* **Document**:
+++
ديري لا تاي ومنل قابسة للبراد
يا زينة ريبي للواد
ريبي للواد وجيبي نعناع جديد

Ya Zina make the tea
Make the tea, from the sauce pan to the tea pot
Ya zina go to the river
Go to the river, and bring fresh menthol






I have finished my thesis yesterday and spent the rest of the night watching a film of Maryl Streep and Clint Eastwood named "Bridges of Madison County". This evening I decided that I should take a rest. I opened the youtube and found myself typing "Raina Rai Ya Zina" and hearing that song from the 80s of Algeria.

يا زينة مانيش عليك
مانيش عليك لاخرودوني عينيك
يا زينة كولي واه
ولا لالا ولا تكطيني للياس

Ya zina am not speaking on you
Speaking 'bout you, your eyes have perturbed me
Ya zina tell me yes
Or no no, or cut my hope

Algerian coast in the 80s witnessed one of my earliest discoveries of my body. I saw my extended family for the first time in swimming dresses making some conversation with the sea. I preferred to run like a young wild horse till the sun said goodbye. "Bronzage", said in a French accent, made my old uncle saying: "your color now is so beautiful my boy". It was very rare that he talk to me. His compliment made me feel so happy. One month of happiness ended heralding the return to Baghdad while my mom's tears are in her cheeks while the taxi driver was driving fast next to the sea taking us to the airport. My eyes, not used to see my mother's tears, started pleasing them to stop that silent crying.


يا زينة عينيك كبار
عينيك كبار يدخلو المحنة للدار
يا زينة والزين الزين
والزين الزين وساكن سيدي ياسين

Ya zina your eyes are big
Your eyes are big bringing the ordeal to the home
Ya zina the beauty the beauty
And the beauty the beauty living in Sidi Yaseen

يا زينة والفن والراي
والفن والراي وخارج من بلعباس
يا زينة راني مهموم
راني مهموم منك ماجاني نوم

Ya zina & art & rai
And art and rai coming from Bil Abbas
Ya zina I am concerned
I am concerned, because of you no sleep came to me

Sahara treated my insomnia (March 2005)
Insomnia attacked me on Algeria in 2005 while I was searching for a job and not finding any. I thought I am a tuff guy till I chose one day to visit a psychiatrist. She was a lady psychiatrist. I cried a lot like I never did since long years. She was very helpful. After visiting her I took my Amytriptiline and went to Bou Sa'ada to start searching for a job there. Bou Sa'ada is also called the gate of Sahara because it lies at the start of Sahara. I started sleeping so well there but I found no job during a period of one month. On the night I chose to return to Iraq a Bou Sa'adian family invited me for dinner.
+++
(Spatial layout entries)
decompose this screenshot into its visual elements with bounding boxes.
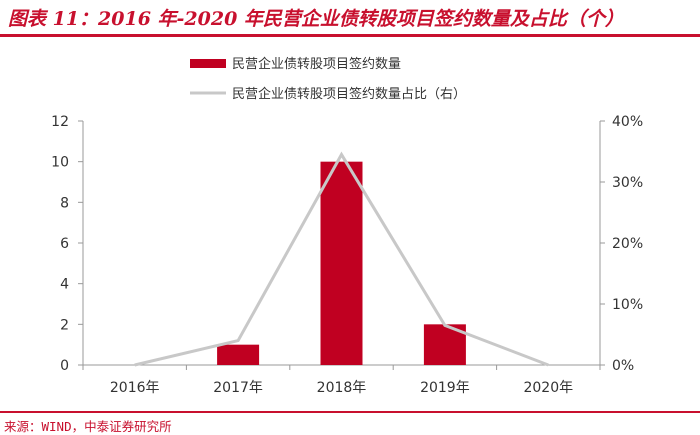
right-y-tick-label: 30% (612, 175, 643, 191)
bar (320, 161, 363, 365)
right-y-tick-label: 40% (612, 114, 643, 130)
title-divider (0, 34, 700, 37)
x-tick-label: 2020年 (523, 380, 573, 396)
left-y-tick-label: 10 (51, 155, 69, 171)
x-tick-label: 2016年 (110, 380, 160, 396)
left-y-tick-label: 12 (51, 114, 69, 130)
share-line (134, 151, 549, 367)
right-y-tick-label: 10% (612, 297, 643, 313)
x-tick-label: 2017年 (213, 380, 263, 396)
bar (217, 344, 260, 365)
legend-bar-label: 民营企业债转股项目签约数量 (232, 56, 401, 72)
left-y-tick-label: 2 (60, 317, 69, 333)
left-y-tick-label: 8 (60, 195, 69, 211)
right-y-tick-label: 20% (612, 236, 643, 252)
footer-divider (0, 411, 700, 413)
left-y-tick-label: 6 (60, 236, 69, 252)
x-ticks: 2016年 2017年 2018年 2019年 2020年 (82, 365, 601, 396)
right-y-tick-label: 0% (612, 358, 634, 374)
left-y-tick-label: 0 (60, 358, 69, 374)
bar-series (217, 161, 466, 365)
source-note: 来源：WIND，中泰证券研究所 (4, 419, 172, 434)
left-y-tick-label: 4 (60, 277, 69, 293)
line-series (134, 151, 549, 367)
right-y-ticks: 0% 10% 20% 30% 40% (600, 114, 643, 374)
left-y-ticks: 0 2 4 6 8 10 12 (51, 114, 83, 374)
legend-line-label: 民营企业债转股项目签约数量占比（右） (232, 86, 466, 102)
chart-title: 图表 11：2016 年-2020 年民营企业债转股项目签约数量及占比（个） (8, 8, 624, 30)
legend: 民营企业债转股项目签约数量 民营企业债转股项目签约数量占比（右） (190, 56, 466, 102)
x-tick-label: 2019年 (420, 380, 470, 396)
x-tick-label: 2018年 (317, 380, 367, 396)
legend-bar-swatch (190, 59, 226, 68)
+++
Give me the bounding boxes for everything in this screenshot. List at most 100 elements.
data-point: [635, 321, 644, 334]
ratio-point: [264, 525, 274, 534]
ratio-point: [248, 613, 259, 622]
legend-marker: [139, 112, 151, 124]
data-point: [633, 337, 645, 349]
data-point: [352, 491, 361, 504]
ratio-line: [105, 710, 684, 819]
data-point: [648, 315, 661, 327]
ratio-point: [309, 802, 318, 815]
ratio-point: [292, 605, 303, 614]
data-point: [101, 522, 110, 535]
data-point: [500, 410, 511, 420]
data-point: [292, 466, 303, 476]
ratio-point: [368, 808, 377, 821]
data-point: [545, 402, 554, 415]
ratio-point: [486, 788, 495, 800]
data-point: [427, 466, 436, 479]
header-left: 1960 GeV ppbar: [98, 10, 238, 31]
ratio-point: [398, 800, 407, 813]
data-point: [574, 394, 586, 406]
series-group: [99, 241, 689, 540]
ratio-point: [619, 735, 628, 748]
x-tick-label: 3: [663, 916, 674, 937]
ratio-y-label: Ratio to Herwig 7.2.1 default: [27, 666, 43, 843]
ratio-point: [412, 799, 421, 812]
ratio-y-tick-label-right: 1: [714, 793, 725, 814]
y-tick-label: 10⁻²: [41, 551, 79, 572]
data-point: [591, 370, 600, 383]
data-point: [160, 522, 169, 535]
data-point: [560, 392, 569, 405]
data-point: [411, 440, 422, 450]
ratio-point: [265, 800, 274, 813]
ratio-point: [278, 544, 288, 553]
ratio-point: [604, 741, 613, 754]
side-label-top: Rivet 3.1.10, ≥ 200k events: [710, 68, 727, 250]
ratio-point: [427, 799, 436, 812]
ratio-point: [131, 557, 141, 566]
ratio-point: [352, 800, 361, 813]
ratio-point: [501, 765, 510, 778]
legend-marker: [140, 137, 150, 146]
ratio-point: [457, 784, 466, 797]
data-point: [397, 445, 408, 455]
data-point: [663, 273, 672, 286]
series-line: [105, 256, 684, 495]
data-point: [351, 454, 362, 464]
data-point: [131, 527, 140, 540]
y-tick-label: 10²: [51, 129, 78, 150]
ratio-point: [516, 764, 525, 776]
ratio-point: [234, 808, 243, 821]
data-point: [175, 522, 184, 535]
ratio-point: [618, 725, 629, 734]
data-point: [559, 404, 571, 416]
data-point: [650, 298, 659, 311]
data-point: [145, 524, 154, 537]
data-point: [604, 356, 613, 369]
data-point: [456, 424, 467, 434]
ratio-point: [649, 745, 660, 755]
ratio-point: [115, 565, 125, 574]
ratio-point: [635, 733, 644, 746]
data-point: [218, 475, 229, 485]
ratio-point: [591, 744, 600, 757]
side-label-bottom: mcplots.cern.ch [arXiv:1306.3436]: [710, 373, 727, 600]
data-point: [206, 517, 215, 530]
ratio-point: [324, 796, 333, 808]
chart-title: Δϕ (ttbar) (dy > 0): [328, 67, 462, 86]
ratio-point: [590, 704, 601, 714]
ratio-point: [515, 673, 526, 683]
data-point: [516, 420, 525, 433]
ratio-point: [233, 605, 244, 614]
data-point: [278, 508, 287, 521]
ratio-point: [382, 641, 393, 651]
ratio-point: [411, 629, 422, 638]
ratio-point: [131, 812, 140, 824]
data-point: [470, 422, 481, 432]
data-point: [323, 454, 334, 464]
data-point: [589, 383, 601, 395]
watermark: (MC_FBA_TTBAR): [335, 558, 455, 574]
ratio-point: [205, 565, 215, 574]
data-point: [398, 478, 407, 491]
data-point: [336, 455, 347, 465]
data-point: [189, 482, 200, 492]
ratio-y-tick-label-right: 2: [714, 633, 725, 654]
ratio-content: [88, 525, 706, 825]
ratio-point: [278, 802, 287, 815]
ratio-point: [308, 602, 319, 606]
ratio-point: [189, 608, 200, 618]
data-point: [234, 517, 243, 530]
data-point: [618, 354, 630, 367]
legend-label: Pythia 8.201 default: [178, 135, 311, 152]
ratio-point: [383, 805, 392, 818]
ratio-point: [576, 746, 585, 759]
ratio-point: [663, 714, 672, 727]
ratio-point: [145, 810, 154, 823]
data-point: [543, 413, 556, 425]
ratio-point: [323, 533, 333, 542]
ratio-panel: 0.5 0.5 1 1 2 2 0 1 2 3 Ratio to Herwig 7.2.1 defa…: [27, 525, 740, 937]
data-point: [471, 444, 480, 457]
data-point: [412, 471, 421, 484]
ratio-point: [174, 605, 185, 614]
+++
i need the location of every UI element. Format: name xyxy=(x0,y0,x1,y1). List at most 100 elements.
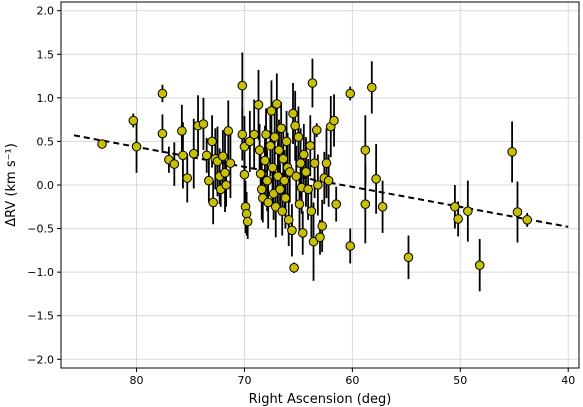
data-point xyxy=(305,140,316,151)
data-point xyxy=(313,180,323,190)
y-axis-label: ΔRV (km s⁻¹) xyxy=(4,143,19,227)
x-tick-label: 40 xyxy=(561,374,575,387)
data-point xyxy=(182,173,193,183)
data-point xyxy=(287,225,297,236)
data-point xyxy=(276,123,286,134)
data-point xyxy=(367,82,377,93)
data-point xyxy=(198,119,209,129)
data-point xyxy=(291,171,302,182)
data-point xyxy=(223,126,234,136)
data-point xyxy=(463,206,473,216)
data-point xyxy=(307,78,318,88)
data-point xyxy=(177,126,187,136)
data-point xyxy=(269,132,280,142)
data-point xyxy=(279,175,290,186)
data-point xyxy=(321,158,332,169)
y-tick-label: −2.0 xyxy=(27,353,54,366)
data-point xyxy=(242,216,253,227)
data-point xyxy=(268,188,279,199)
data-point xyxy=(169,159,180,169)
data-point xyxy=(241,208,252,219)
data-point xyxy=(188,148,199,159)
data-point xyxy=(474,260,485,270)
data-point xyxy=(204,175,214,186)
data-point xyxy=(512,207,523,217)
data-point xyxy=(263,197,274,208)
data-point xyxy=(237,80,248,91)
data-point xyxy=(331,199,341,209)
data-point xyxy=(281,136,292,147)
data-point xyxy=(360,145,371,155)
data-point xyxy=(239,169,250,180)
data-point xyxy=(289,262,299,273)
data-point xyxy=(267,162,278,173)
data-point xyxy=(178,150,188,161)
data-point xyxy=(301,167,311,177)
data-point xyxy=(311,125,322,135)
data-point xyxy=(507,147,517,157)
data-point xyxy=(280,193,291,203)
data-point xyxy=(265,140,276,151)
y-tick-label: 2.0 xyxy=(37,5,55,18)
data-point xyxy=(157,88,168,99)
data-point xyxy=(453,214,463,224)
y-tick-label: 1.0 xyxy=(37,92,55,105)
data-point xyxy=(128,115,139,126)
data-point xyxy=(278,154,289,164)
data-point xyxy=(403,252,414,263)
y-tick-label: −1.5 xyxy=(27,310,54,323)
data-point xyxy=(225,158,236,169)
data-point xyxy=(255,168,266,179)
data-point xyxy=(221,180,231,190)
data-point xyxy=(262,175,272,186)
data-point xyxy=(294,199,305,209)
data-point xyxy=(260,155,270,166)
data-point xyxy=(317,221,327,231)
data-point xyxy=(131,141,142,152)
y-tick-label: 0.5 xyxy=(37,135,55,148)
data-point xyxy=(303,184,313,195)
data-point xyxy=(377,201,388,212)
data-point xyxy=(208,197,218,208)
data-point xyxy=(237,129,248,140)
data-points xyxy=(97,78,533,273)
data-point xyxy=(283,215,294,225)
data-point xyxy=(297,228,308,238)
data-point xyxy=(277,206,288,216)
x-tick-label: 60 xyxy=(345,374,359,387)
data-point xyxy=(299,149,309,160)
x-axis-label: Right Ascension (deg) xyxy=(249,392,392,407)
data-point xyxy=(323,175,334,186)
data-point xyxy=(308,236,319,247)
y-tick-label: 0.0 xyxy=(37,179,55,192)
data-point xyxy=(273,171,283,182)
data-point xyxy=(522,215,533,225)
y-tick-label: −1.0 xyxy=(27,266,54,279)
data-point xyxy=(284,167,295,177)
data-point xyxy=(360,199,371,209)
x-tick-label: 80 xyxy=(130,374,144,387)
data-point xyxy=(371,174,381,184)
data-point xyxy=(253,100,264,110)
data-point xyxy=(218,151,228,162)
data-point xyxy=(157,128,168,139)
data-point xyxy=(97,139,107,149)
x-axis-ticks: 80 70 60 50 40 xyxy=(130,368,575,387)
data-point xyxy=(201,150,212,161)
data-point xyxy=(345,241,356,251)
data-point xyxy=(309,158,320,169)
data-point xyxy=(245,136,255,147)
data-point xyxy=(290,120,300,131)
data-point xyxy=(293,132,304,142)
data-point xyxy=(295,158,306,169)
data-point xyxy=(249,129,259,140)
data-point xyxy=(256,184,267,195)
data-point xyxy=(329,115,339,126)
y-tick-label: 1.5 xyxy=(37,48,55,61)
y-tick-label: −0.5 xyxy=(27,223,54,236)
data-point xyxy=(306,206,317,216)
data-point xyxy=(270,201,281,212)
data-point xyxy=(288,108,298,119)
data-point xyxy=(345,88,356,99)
+++
* **To do**:
1. Output, verbatim, the lines of the records beginning with the line that contains "Give me the" and ending with the line that contains "series-line: [105, 256, 684, 495]", with both of those lines included.
2. Pick up the Ya Zina post after its last sentence and continue it.
The Ya Zina post and the spatial layout entries are separate, unrelated material.

* **Answers to each task**:
1.
Give me the bounding boxes for everything in this screenshot. List at most 100 elements.
data-point: [635, 321, 644, 334]
ratio-point: [264, 525, 274, 534]
ratio-point: [248, 613, 259, 622]
legend-marker: [139, 112, 151, 124]
data-point: [633, 337, 645, 349]
data-point: [352, 491, 361, 504]
ratio-line: [105, 710, 684, 819]
data-point: [648, 315, 661, 327]
ratio-point: [309, 802, 318, 815]
ratio-point: [292, 605, 303, 614]
data-point: [101, 522, 110, 535]
data-point: [500, 410, 511, 420]
data-point: [292, 466, 303, 476]
ratio-point: [368, 808, 377, 821]
data-point: [545, 402, 554, 415]
ratio-point: [486, 788, 495, 800]
data-point: [427, 466, 436, 479]
header-left: 1960 GeV ppbar: [98, 10, 238, 31]
ratio-point: [398, 800, 407, 813]
data-point: [574, 394, 586, 406]
series-group: [99, 241, 689, 540]
ratio-point: [619, 735, 628, 748]
x-tick-label: 3: [663, 916, 674, 937]
ratio-y-label: Ratio to Herwig 7.2.1 default: [27, 666, 43, 843]
ratio-point: [412, 799, 421, 812]
ratio-y-tick-label-right: 1: [714, 793, 725, 814]
y-tick-label: 10⁻²: [41, 551, 79, 572]
data-point: [591, 370, 600, 383]
data-point: [160, 522, 169, 535]
data-point: [560, 392, 569, 405]
data-point: [411, 440, 422, 450]
ratio-point: [265, 800, 274, 813]
ratio-point: [278, 544, 288, 553]
ratio-point: [604, 741, 613, 754]
side-label-top: Rivet 3.1.10, ≥ 200k events: [710, 68, 727, 250]
ratio-point: [427, 799, 436, 812]
ratio-point: [131, 557, 141, 566]
ratio-point: [352, 800, 361, 813]
ratio-point: [501, 765, 510, 778]
legend-marker: [140, 137, 150, 146]
ratio-point: [457, 784, 466, 797]
data-point: [397, 445, 408, 455]
data-point: [663, 273, 672, 286]
series-line: [105, 256, 684, 495]

2.
Before we started to eat an old lady entered the room where we were sitting. She stretched her hand to me. She seemed she wanted to shake hands. I put my hand in her hand. She started to take my hand toward her mouth…. And then… I wanted to take my hands back but I thought it would be in appropriate… she kissed my hand… !!! God what to do. I thought for a long second then decided that I should kiss her hand… I took her hand to my lips and kissed them. You know what she did? She took my hand again and kissed it!!!! I took again her hand and kissed it. I am not sure now that we did that a third time but I am sure that the people around us were surprised by this strange greeting of our invention, me and the old lady whom I didn't see before. We were smiling wide to each other when she went inside the house. People decided not to comment on this perplexing incident while I was really feeling more relaxed and more secure. We ate that Bou Sa'adian dish with resonant gusto.

يا زينة كولي لباك
كولي لباك راه القلب رضاك
يا زينة كولي ليماك
كولي ليماك وراه الحب براك

Ya zina tell your dad
Tell your dad that the heart is willing for you
Ya zina tell your mom
Tell your mom that love had healed you

يا زينة ما نيش عليك
ما نيش عليك وراني عل روميات
يا زينة كوليلي واه
ولة لالا ولة تكطعيني لليآس

Ya zina I am not speaking on you
'bout you, I am about the western women
Ya zina tell me yes
Or no no or put an end to my hope

To Baghdad with her tears on my cheeks (April 2005)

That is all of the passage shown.